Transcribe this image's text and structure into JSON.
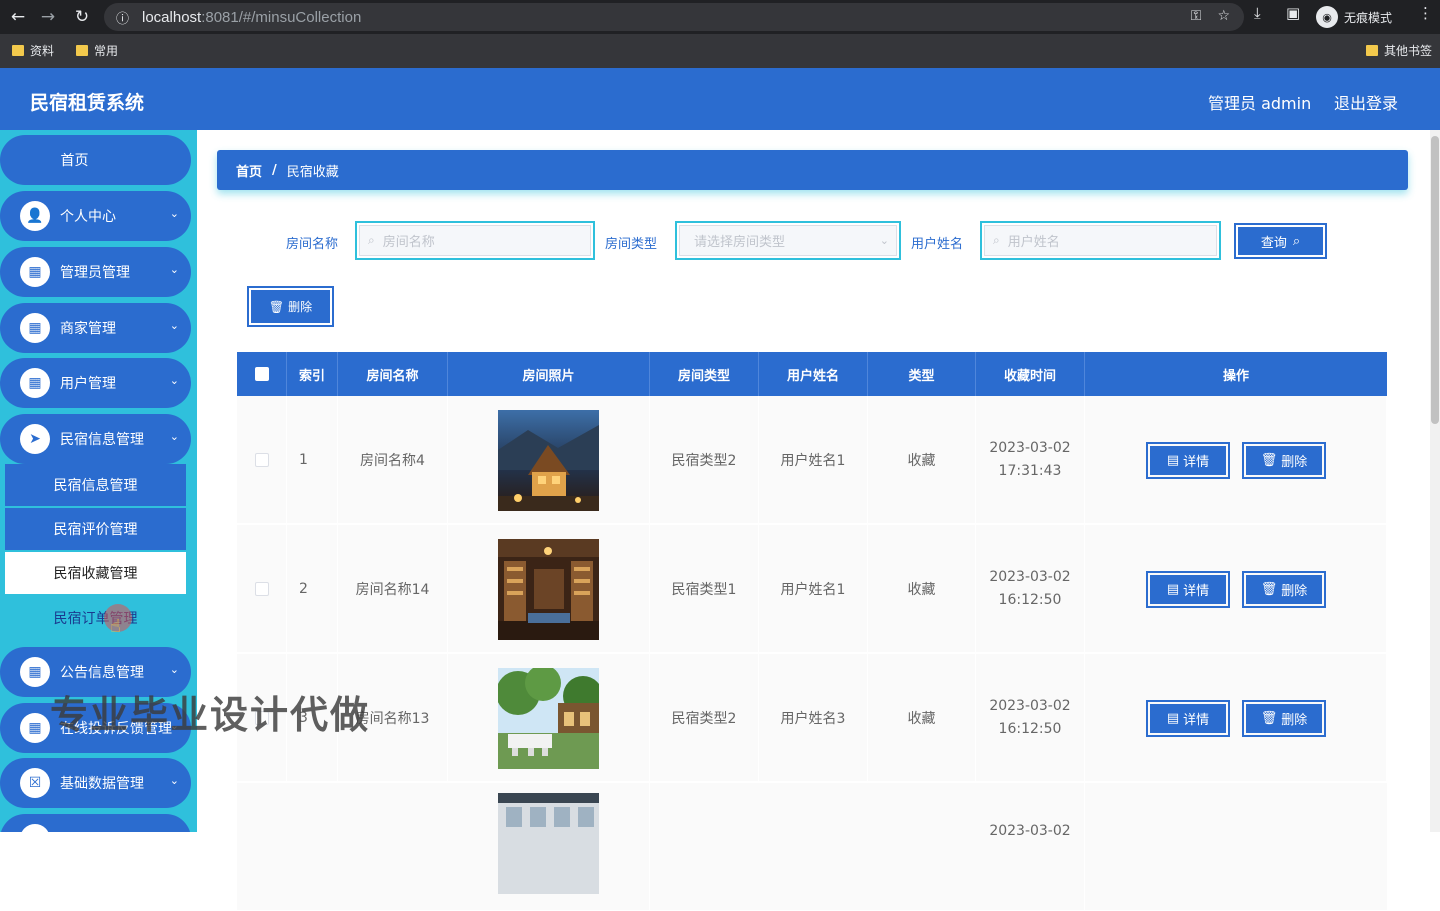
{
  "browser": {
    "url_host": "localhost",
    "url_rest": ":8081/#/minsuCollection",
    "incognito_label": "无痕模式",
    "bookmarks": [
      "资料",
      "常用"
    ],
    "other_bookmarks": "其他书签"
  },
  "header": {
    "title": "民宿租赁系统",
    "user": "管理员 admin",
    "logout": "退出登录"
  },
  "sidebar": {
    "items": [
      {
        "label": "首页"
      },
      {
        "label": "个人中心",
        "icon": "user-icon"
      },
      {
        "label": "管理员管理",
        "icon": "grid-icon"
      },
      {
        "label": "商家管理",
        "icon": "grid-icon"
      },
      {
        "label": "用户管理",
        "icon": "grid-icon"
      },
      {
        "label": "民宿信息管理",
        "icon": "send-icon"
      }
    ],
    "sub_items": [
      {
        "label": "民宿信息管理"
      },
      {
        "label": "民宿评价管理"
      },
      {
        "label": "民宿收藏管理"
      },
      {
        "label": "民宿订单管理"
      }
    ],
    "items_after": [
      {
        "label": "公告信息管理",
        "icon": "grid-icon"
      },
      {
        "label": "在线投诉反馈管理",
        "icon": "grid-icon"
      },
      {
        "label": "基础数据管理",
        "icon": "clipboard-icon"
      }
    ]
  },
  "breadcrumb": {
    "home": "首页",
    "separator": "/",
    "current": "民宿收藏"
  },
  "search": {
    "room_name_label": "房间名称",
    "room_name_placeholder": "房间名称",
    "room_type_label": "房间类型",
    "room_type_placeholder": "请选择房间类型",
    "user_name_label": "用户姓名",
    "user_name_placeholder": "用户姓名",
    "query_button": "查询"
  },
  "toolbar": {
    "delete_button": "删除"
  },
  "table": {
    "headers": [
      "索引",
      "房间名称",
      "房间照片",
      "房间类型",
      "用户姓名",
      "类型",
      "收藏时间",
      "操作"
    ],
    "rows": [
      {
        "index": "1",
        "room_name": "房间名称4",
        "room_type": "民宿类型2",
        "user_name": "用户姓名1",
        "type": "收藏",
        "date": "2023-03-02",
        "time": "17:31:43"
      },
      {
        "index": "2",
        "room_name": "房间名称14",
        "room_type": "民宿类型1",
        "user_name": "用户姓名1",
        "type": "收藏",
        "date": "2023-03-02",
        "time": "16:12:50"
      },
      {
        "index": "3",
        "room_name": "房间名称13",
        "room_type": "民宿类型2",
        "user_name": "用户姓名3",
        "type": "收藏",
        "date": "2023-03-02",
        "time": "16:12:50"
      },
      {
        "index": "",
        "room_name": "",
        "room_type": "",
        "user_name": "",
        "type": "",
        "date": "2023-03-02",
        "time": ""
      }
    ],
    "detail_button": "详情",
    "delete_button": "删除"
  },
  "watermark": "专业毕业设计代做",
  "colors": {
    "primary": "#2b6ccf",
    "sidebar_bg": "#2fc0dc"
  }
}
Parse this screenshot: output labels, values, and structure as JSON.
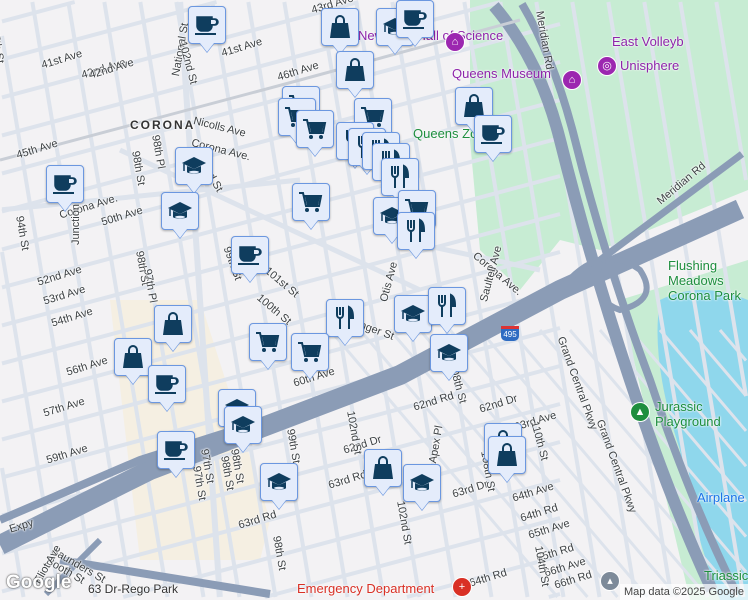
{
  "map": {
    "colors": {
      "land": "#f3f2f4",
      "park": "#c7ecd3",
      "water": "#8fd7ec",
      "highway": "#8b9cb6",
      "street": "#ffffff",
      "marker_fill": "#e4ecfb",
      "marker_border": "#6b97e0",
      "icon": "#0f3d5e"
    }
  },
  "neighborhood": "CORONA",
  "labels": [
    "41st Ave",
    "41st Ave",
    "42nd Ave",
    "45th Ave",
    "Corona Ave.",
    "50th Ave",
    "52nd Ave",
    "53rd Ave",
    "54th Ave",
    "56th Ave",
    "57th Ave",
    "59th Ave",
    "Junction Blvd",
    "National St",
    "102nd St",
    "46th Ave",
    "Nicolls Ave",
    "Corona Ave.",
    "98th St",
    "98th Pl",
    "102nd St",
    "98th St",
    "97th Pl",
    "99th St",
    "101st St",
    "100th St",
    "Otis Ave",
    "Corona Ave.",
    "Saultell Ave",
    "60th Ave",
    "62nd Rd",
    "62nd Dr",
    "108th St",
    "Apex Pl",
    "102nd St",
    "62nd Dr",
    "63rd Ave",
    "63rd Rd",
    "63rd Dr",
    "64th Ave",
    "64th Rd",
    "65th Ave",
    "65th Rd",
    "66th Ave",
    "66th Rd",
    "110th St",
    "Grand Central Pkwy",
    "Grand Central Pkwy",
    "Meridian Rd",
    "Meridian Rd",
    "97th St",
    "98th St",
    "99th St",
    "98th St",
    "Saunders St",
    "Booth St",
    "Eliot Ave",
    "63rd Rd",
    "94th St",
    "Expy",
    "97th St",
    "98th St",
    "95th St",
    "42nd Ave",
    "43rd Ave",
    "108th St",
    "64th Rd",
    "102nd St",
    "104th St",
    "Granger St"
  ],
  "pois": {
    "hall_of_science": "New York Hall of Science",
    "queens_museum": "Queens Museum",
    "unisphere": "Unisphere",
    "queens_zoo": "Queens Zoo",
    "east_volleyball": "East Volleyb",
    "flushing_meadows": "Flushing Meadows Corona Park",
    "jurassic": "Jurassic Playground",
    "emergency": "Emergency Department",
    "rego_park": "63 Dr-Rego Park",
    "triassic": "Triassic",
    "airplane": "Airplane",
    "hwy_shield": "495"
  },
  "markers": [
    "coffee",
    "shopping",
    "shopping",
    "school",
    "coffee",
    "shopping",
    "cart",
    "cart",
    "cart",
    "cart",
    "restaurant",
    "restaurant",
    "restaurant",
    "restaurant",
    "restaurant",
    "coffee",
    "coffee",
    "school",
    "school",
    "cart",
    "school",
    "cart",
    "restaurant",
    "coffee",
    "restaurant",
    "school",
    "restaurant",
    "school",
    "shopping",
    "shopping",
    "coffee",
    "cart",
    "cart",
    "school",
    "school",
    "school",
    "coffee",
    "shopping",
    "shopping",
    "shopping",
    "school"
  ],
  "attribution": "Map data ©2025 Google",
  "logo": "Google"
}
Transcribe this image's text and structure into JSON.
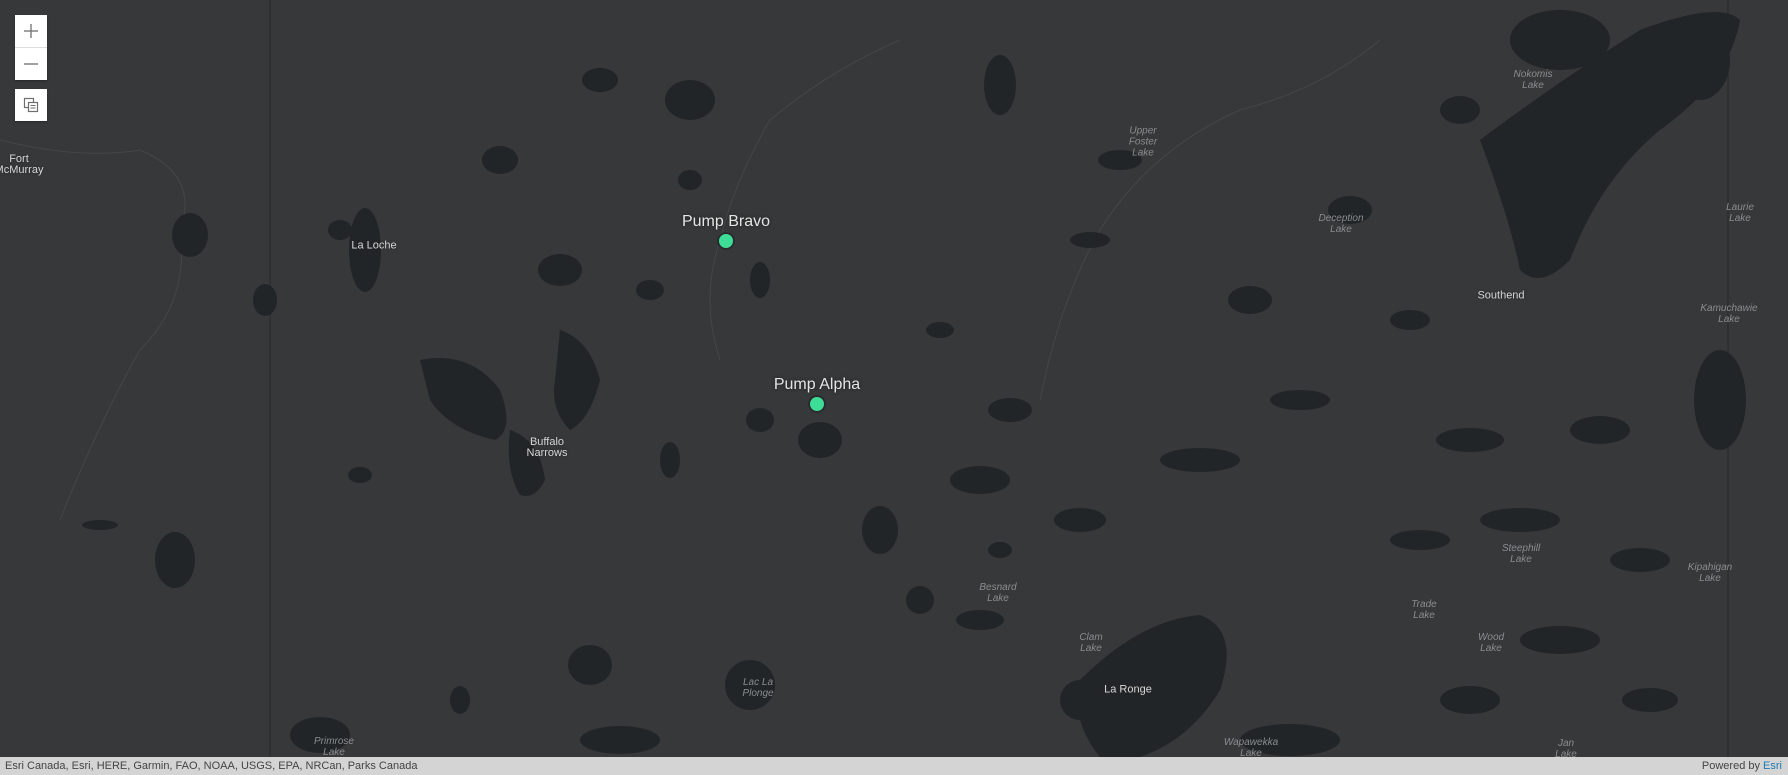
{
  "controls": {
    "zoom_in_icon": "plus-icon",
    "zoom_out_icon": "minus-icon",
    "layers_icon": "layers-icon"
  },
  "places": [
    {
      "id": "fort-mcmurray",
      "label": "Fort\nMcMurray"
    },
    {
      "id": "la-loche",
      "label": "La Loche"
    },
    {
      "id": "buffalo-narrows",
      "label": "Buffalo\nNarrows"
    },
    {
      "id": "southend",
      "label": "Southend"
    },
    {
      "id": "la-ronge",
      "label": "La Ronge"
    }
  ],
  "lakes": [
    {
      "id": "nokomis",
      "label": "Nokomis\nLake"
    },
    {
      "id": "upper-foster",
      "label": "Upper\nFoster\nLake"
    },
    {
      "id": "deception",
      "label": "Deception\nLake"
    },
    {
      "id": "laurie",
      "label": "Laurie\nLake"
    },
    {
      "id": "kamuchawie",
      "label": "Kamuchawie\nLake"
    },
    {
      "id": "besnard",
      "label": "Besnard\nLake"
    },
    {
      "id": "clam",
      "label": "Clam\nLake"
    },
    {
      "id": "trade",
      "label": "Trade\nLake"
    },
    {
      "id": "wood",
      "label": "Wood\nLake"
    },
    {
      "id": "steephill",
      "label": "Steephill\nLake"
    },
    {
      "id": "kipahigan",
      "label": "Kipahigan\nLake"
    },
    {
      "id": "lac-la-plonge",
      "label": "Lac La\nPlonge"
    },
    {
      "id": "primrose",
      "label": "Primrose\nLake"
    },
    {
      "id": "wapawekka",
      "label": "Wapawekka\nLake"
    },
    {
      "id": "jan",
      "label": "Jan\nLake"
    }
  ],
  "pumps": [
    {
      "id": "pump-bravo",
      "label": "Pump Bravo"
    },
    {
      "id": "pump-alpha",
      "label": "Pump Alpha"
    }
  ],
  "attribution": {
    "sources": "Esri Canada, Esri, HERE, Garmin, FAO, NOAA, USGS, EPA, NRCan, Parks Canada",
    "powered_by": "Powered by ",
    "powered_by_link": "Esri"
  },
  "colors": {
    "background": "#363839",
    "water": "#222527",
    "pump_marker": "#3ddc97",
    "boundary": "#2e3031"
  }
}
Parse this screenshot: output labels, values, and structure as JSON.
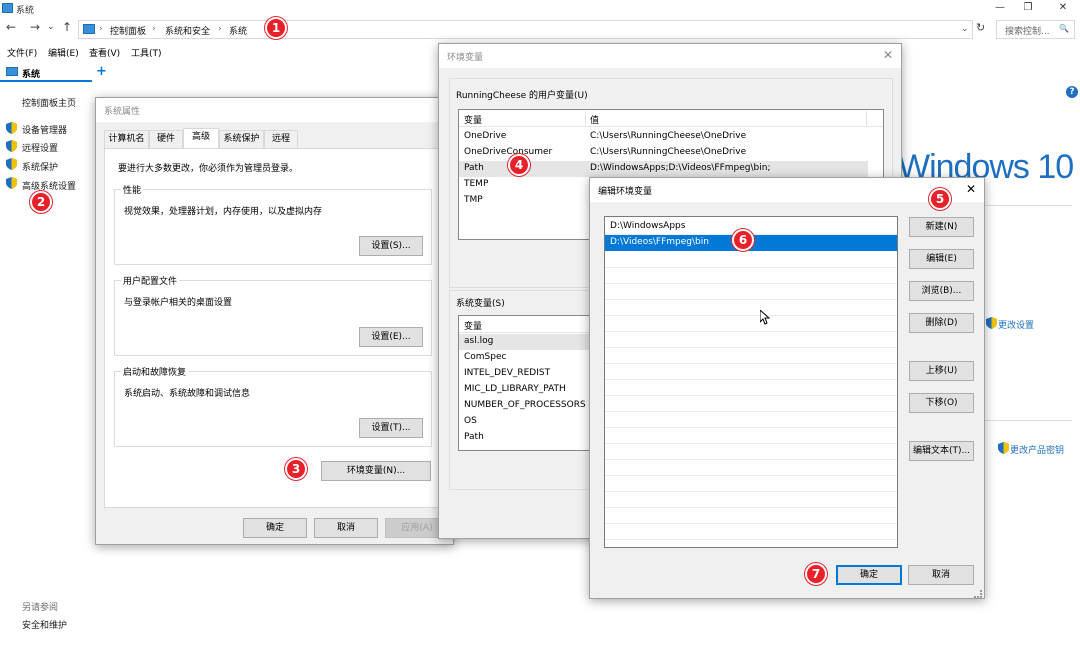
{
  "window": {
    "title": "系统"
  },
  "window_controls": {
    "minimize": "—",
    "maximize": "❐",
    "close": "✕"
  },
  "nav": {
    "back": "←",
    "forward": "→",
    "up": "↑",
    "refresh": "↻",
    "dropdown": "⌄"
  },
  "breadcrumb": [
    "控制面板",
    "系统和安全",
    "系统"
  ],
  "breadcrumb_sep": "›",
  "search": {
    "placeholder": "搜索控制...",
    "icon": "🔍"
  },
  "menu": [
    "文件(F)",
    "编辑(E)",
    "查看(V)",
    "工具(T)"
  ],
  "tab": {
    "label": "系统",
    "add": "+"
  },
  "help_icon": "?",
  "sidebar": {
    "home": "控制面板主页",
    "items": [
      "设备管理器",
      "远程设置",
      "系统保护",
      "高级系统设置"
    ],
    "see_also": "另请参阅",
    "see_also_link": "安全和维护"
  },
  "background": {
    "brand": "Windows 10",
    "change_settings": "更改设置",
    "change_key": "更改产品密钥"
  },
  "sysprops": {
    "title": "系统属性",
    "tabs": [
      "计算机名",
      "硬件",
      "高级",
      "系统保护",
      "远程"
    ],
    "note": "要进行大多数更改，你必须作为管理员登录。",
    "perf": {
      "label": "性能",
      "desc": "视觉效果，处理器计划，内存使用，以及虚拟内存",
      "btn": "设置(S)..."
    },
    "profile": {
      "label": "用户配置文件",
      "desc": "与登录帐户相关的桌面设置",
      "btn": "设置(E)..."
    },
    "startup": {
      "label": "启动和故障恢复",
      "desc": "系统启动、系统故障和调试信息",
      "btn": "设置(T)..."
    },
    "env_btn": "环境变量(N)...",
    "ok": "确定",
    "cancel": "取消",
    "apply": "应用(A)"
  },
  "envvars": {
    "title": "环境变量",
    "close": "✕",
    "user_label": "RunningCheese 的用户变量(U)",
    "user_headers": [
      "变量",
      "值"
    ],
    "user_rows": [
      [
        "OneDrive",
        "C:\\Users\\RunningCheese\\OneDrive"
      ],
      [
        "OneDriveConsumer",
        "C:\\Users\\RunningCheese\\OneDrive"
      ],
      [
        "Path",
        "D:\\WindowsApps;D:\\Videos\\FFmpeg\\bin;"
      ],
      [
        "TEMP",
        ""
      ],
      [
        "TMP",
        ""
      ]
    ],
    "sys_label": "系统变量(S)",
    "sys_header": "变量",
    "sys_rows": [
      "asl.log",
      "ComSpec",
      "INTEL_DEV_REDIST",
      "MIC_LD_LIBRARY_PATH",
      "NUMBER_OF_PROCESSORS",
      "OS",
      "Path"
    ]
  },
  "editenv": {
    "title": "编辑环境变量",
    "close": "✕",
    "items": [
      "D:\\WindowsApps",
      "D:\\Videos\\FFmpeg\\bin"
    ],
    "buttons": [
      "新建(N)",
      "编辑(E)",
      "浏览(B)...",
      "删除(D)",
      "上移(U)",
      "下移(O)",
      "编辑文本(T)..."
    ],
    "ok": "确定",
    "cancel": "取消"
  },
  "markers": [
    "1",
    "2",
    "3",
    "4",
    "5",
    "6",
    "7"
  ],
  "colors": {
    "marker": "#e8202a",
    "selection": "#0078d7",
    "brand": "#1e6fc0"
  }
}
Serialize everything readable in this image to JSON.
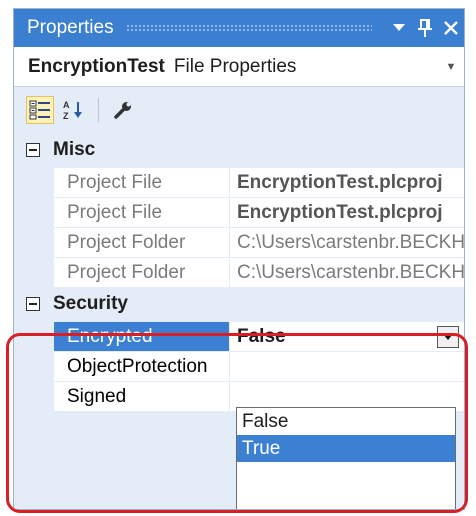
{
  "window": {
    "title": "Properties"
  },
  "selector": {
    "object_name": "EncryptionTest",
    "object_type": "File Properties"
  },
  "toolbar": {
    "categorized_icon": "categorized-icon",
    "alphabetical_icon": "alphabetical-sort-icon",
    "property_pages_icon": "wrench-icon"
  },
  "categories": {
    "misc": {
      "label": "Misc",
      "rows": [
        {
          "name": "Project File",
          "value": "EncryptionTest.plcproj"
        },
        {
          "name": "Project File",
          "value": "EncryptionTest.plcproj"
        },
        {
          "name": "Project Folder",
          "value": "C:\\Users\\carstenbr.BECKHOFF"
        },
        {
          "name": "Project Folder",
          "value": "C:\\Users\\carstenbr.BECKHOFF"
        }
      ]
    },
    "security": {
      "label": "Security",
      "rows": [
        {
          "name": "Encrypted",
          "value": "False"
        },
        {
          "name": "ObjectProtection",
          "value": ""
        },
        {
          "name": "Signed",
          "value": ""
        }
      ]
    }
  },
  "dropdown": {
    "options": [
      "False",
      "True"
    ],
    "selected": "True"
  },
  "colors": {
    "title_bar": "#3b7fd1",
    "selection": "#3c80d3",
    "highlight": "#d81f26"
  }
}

PROBLEM REQUIREMENTS: Pull every line containing "Videos" out of the records.

THE COMPLETED TASK:
        "D:\\WindowsApps;D:\\Videos\\FFmpeg\\bin;"
      "D:\\Videos\\FFmpeg\\bin"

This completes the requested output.